**ENTRIES PROVIDED**
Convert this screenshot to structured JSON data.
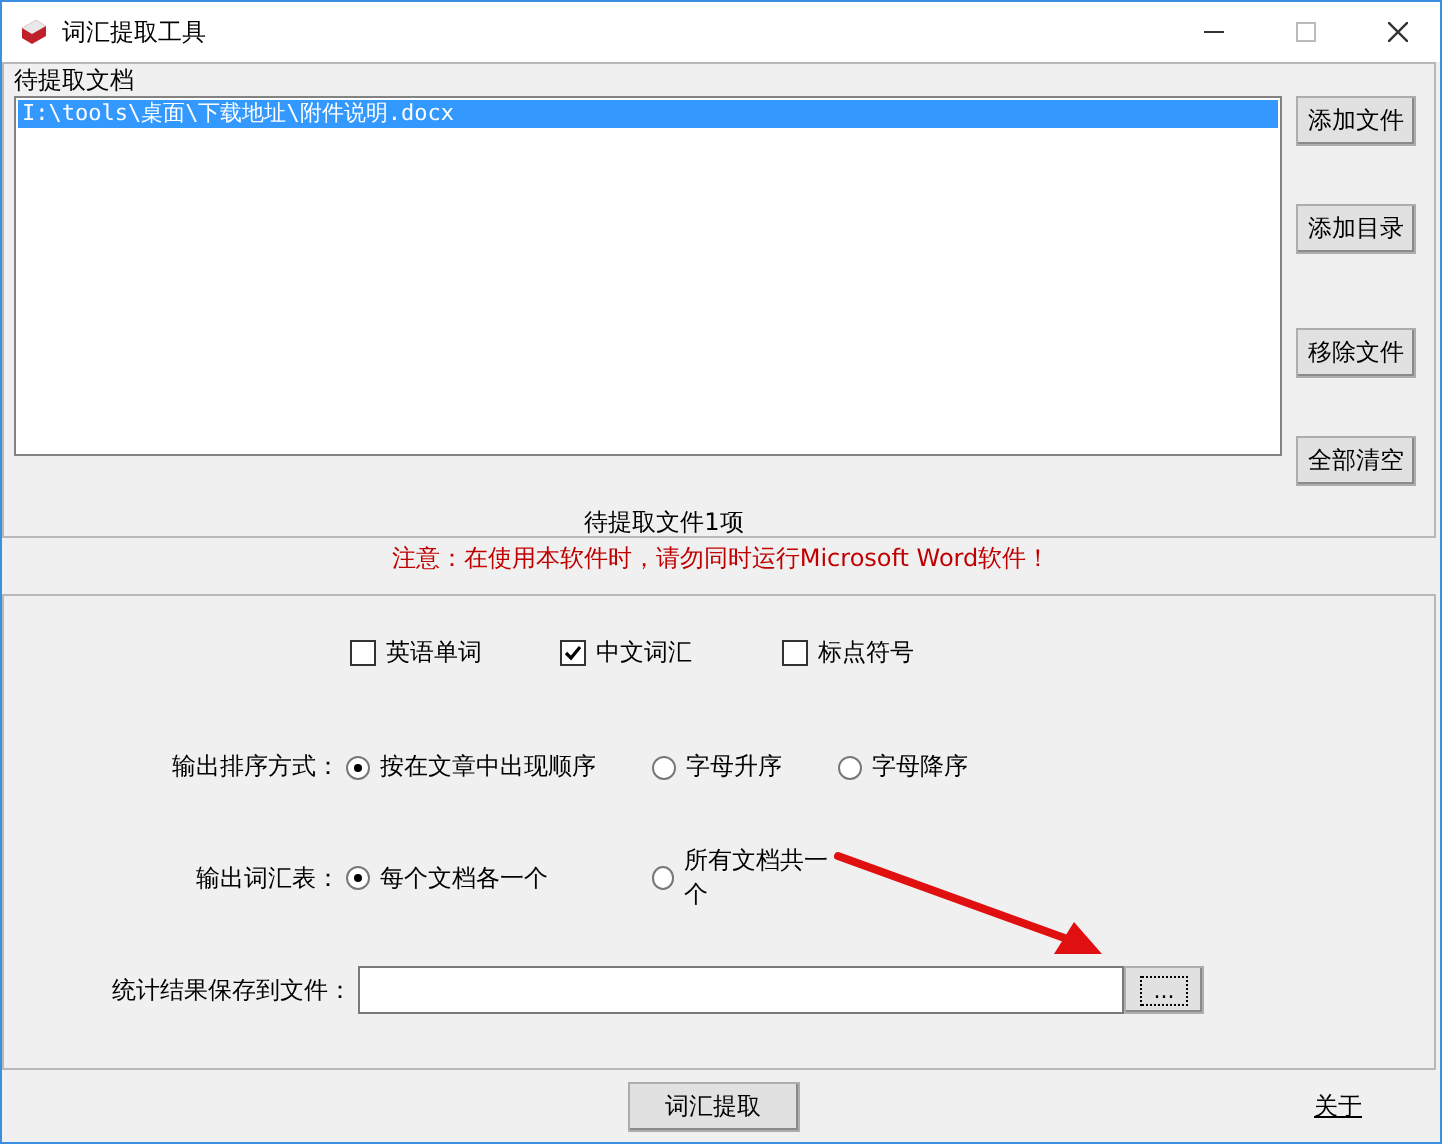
{
  "window": {
    "title": "词汇提取工具"
  },
  "documents": {
    "label": "待提取文档",
    "files": [
      {
        "path": "I:\\tools\\桌面\\下载地址\\附件说明.docx",
        "selected": true
      }
    ],
    "buttons": [
      "添加文件",
      "添加目录",
      "移除文件",
      "全部清空"
    ],
    "status": "待提取文件1项"
  },
  "warning": "注意：在使用本软件时，请勿同时运行Microsoft Word软件！",
  "options": {
    "content_types": [
      {
        "label": "英语单词",
        "checked": false
      },
      {
        "label": "中文词汇",
        "checked": true
      },
      {
        "label": "标点符号",
        "checked": false
      }
    ],
    "sort": {
      "label": "输出排序方式：",
      "choices": [
        {
          "label": "按在文章中出现顺序",
          "selected": true
        },
        {
          "label": "字母升序",
          "selected": false
        },
        {
          "label": "字母降序",
          "selected": false
        }
      ]
    },
    "word_list": {
      "label": "输出词汇表：",
      "choices": [
        {
          "label": "每个文档各一个",
          "selected": true
        },
        {
          "label": "所有文档共一个",
          "selected": false
        }
      ]
    },
    "save": {
      "label": "统计结果保存到文件：",
      "browse_button": "..."
    }
  },
  "actions": {
    "extract_button": "词汇提取",
    "about_link": "关于"
  }
}
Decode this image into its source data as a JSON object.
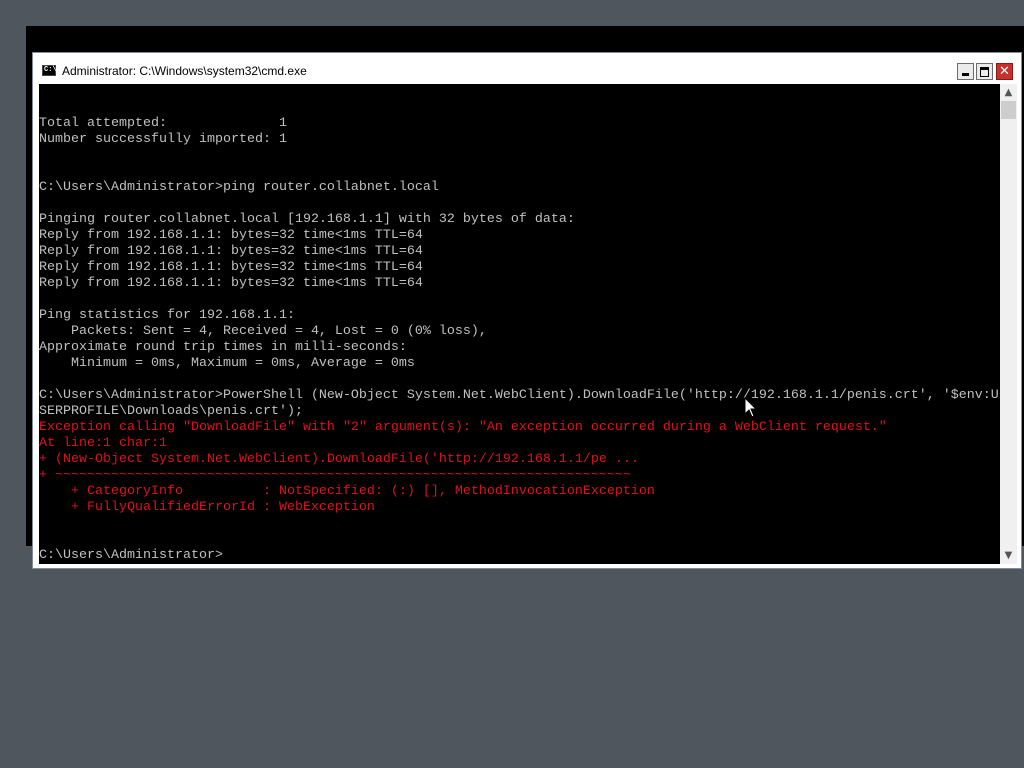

**WHAT THE TASK REQUIRES**
Go through the lines above. Select every one that has the string "label".

**OUTPUT FOR THIS EXERCISE**
    "label": "待提取文档",
        "label": "英语单词",
        "label": "中文词汇",
        "label": "标点符号",
      "label": "输出排序方式：",
          "label": "按在文章中出现顺序",
          "label": "字母升序",
          "label": "字母降序",
      "label": "输出词汇表：",
          "label": "每个文档各一个",
          "label": "所有文档共一个",
      "label": "统计结果保存到文件：",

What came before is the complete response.